- Entries from a visual dataset
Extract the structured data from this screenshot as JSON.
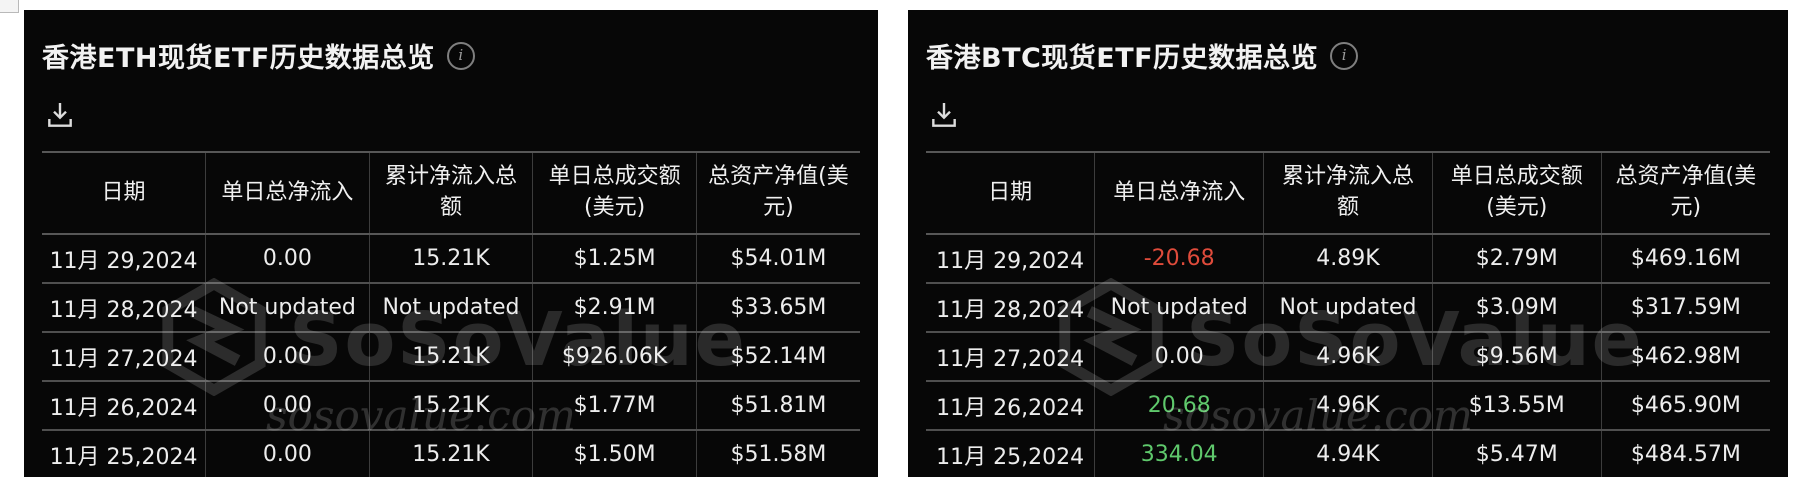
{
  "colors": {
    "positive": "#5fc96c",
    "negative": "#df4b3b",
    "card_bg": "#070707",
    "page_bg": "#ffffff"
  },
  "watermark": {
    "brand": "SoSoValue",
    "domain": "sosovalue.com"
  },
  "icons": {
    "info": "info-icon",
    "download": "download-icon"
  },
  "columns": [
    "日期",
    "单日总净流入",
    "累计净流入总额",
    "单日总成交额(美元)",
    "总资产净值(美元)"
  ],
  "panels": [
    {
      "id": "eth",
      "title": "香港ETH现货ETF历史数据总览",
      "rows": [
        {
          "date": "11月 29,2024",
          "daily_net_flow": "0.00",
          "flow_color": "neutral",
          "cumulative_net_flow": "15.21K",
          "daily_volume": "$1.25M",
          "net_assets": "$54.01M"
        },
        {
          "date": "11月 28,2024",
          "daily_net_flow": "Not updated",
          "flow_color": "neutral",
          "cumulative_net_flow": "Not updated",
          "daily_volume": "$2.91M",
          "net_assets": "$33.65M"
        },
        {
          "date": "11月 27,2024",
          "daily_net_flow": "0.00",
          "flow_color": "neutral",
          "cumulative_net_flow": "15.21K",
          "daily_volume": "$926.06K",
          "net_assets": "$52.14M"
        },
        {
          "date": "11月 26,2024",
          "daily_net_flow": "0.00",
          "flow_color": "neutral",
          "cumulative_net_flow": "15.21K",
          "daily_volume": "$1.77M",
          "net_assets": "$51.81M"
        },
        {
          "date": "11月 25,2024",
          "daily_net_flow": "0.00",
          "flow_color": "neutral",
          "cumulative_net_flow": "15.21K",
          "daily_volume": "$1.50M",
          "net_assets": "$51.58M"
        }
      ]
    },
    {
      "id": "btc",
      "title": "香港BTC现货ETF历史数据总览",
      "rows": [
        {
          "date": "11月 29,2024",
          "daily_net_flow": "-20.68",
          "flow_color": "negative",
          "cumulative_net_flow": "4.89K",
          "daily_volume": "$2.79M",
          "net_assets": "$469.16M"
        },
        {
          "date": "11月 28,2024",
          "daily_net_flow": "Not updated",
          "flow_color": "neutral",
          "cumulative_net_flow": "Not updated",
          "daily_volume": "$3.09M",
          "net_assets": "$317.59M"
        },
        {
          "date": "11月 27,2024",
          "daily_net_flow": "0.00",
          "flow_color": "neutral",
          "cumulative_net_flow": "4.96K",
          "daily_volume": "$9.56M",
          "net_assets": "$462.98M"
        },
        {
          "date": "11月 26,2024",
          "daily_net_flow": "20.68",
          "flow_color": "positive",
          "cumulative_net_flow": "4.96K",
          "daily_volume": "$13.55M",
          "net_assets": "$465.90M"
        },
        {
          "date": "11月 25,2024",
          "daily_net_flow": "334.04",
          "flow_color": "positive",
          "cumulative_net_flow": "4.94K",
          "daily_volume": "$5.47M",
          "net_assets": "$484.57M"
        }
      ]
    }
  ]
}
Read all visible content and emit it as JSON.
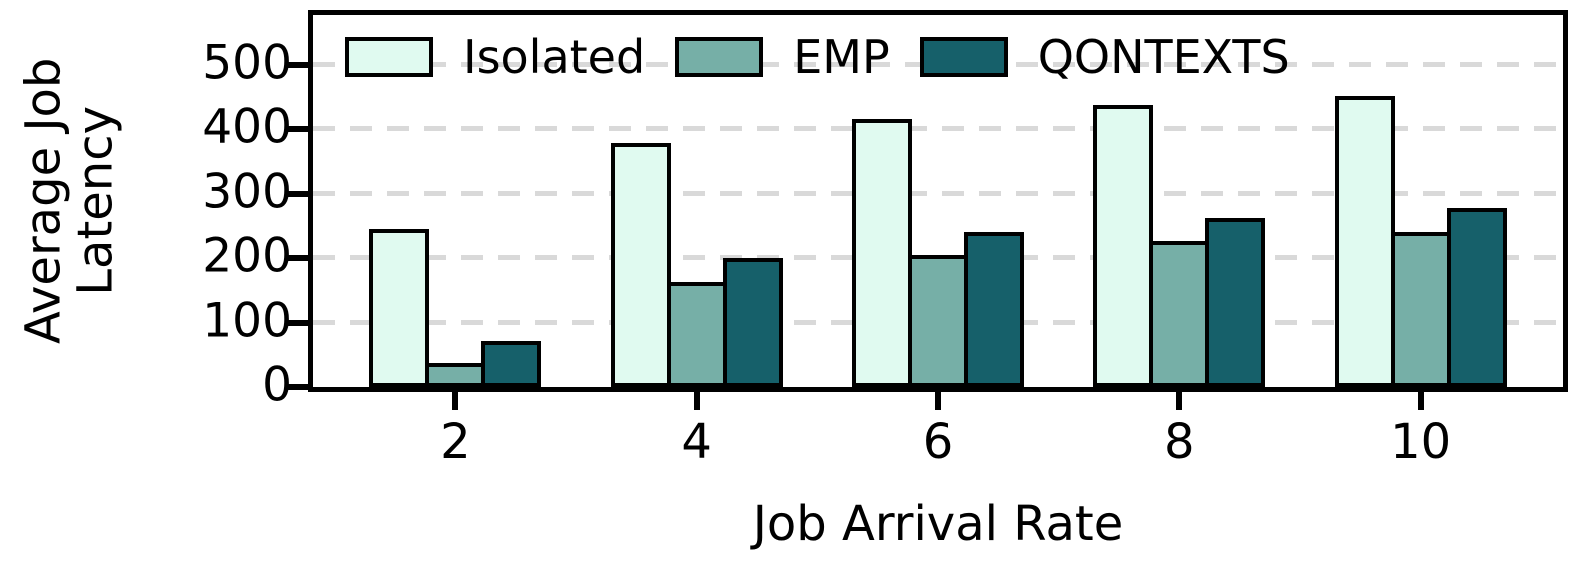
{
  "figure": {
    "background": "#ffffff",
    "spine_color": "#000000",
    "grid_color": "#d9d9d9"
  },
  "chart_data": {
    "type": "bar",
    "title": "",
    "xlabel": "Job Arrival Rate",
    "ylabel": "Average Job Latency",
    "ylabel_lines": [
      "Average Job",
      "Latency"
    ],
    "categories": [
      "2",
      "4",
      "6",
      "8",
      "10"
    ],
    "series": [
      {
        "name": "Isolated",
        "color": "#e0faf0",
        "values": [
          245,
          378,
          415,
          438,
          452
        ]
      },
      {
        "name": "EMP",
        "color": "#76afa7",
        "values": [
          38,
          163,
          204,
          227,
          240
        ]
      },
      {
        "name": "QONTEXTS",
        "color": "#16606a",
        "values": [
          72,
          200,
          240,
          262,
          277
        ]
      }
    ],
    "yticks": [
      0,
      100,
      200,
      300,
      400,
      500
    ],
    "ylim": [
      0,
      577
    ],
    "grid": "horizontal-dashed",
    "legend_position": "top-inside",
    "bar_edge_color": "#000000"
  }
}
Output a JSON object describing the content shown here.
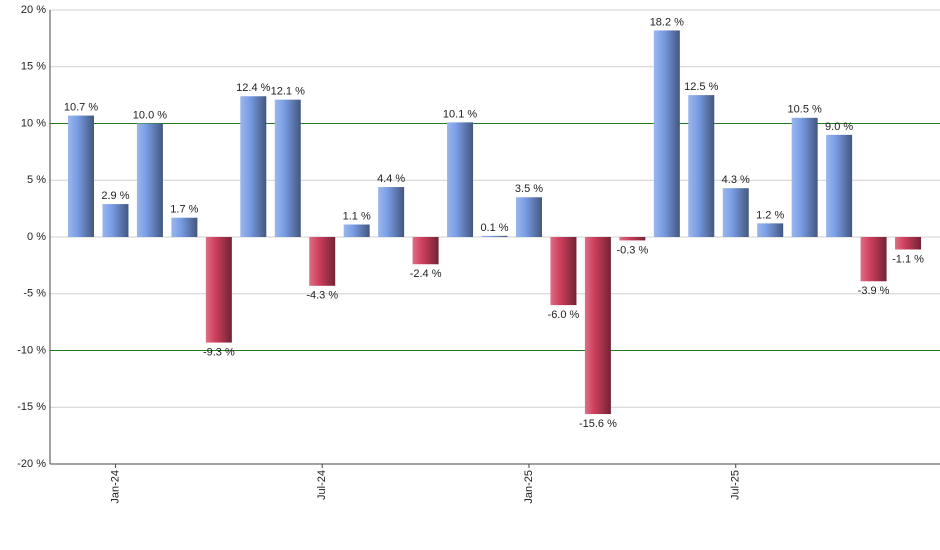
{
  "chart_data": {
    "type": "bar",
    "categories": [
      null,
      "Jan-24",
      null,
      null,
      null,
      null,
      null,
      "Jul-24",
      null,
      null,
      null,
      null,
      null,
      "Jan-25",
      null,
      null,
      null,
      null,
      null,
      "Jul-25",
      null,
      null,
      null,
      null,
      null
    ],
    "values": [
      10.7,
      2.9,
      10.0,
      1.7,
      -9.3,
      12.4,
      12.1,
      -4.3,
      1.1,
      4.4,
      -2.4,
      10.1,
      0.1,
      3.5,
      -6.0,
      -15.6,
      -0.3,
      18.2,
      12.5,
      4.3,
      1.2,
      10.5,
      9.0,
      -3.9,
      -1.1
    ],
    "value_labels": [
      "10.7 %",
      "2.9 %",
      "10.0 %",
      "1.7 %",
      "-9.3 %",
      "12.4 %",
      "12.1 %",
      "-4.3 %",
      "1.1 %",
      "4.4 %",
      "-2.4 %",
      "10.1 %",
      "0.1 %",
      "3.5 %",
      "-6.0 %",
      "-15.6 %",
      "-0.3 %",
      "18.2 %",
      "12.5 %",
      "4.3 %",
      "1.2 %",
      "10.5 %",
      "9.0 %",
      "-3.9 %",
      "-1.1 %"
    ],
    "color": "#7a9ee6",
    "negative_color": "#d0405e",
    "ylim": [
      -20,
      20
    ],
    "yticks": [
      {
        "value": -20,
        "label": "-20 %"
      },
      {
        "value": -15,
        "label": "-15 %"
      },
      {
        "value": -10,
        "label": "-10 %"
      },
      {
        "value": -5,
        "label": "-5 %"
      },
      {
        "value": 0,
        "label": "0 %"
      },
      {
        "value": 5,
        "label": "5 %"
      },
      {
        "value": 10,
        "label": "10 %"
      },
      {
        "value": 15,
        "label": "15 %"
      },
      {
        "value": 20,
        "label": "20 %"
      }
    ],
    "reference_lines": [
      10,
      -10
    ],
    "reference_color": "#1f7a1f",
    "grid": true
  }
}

- STATED EXERCISE
Pictures stay out; reproduce every line of the records exactly.

- PROBLEM SOLUTION
Extract the structured data from this screenshot as JSON.
{
  "colors": {
    "positive": "#5fc96c",
    "negative": "#df4b3b",
    "card_bg": "#070707",
    "page_bg": "#ffffff"
  },
  "watermark": {
    "brand": "SoSoValue",
    "domain": "sosovalue.com"
  },
  "icons": {
    "info": "info-icon",
    "download": "download-icon"
  },
  "columns": [
    "日期",
    "单日总净流入",
    "累计净流入总额",
    "单日总成交额(美元)",
    "总资产净值(美元)"
  ],
  "panels": [
    {
      "id": "eth",
      "title": "香港ETH现货ETF历史数据总览",
      "rows": [
        {
          "date": "11月 29,2024",
          "daily_net_flow": "0.00",
          "flow_color": "neutral",
          "cumulative_net_flow": "15.21K",
          "daily_volume": "$1.25M",
          "net_assets": "$54.01M"
        },
        {
          "date": "11月 28,2024",
          "daily_net_flow": "Not updated",
          "flow_color": "neutral",
          "cumulative_net_flow": "Not updated",
          "daily_volume": "$2.91M",
          "net_assets": "$33.65M"
        },
        {
          "date": "11月 27,2024",
          "daily_net_flow": "0.00",
          "flow_color": "neutral",
          "cumulative_net_flow": "15.21K",
          "daily_volume": "$926.06K",
          "net_assets": "$52.14M"
        },
        {
          "date": "11月 26,2024",
          "daily_net_flow": "0.00",
          "flow_color": "neutral",
          "cumulative_net_flow": "15.21K",
          "daily_volume": "$1.77M",
          "net_assets": "$51.81M"
        },
        {
          "date": "11月 25,2024",
          "daily_net_flow": "0.00",
          "flow_color": "neutral",
          "cumulative_net_flow": "15.21K",
          "daily_volume": "$1.50M",
          "net_assets": "$51.58M"
        }
      ]
    },
    {
      "id": "btc",
      "title": "香港BTC现货ETF历史数据总览",
      "rows": [
        {
          "date": "11月 29,2024",
          "daily_net_flow": "-20.68",
          "flow_color": "negative",
          "cumulative_net_flow": "4.89K",
          "daily_volume": "$2.79M",
          "net_assets": "$469.16M"
        },
        {
          "date": "11月 28,2024",
          "daily_net_flow": "Not updated",
          "flow_color": "neutral",
          "cumulative_net_flow": "Not updated",
          "daily_volume": "$3.09M",
          "net_assets": "$317.59M"
        },
        {
          "date": "11月 27,2024",
          "daily_net_flow": "0.00",
          "flow_color": "neutral",
          "cumulative_net_flow": "4.96K",
          "daily_volume": "$9.56M",
          "net_assets": "$462.98M"
        },
        {
          "date": "11月 26,2024",
          "daily_net_flow": "20.68",
          "flow_color": "positive",
          "cumulative_net_flow": "4.96K",
          "daily_volume": "$13.55M",
          "net_assets": "$465.90M"
        },
        {
          "date": "11月 25,2024",
          "daily_net_flow": "334.04",
          "flow_color": "positive",
          "cumulative_net_flow": "4.94K",
          "daily_volume": "$5.47M",
          "net_assets": "$484.57M"
        }
      ]
    }
  ]
}
Read all visible content and emit it as JSON.
{
  "figure": {
    "background": "#ffffff",
    "spine_color": "#000000",
    "grid_color": "#d9d9d9"
  },
  "chart_data": {
    "type": "bar",
    "title": "",
    "xlabel": "Job Arrival Rate",
    "ylabel": "Average Job Latency",
    "ylabel_lines": [
      "Average Job",
      "Latency"
    ],
    "categories": [
      "2",
      "4",
      "6",
      "8",
      "10"
    ],
    "series": [
      {
        "name": "Isolated",
        "color": "#e0faf0",
        "values": [
          245,
          378,
          415,
          438,
          452
        ]
      },
      {
        "name": "EMP",
        "color": "#76afa7",
        "values": [
          38,
          163,
          204,
          227,
          240
        ]
      },
      {
        "name": "QONTEXTS",
        "color": "#16606a",
        "values": [
          72,
          200,
          240,
          262,
          277
        ]
      }
    ],
    "yticks": [
      0,
      100,
      200,
      300,
      400,
      500
    ],
    "ylim": [
      0,
      577
    ],
    "grid": "horizontal-dashed",
    "legend_position": "top-inside",
    "bar_edge_color": "#000000"
  }
}
Output a JSON object describing the content shown here.
{
  "chart_data": {
    "type": "bar",
    "categories": [
      null,
      "Jan-24",
      null,
      null,
      null,
      null,
      null,
      "Jul-24",
      null,
      null,
      null,
      null,
      null,
      "Jan-25",
      null,
      null,
      null,
      null,
      null,
      "Jul-25",
      null,
      null,
      null,
      null,
      null
    ],
    "values": [
      10.7,
      2.9,
      10.0,
      1.7,
      -9.3,
      12.4,
      12.1,
      -4.3,
      1.1,
      4.4,
      -2.4,
      10.1,
      0.1,
      3.5,
      -6.0,
      -15.6,
      -0.3,
      18.2,
      12.5,
      4.3,
      1.2,
      10.5,
      9.0,
      -3.9,
      -1.1
    ],
    "value_labels": [
      "10.7 %",
      "2.9 %",
      "10.0 %",
      "1.7 %",
      "-9.3 %",
      "12.4 %",
      "12.1 %",
      "-4.3 %",
      "1.1 %",
      "4.4 %",
      "-2.4 %",
      "10.1 %",
      "0.1 %",
      "3.5 %",
      "-6.0 %",
      "-15.6 %",
      "-0.3 %",
      "18.2 %",
      "12.5 %",
      "4.3 %",
      "1.2 %",
      "10.5 %",
      "9.0 %",
      "-3.9 %",
      "-1.1 %"
    ],
    "color": "#7a9ee6",
    "negative_color": "#d0405e",
    "ylim": [
      -20,
      20
    ],
    "yticks": [
      {
        "value": -20,
        "label": "-20 %"
      },
      {
        "value": -15,
        "label": "-15 %"
      },
      {
        "value": -10,
        "label": "-10 %"
      },
      {
        "value": -5,
        "label": "-5 %"
      },
      {
        "value": 0,
        "label": "0 %"
      },
      {
        "value": 5,
        "label": "5 %"
      },
      {
        "value": 10,
        "label": "10 %"
      },
      {
        "value": 15,
        "label": "15 %"
      },
      {
        "value": 20,
        "label": "20 %"
      }
    ],
    "reference_lines": [
      10,
      -10
    ],
    "reference_color": "#1f7a1f",
    "grid": true
  }
}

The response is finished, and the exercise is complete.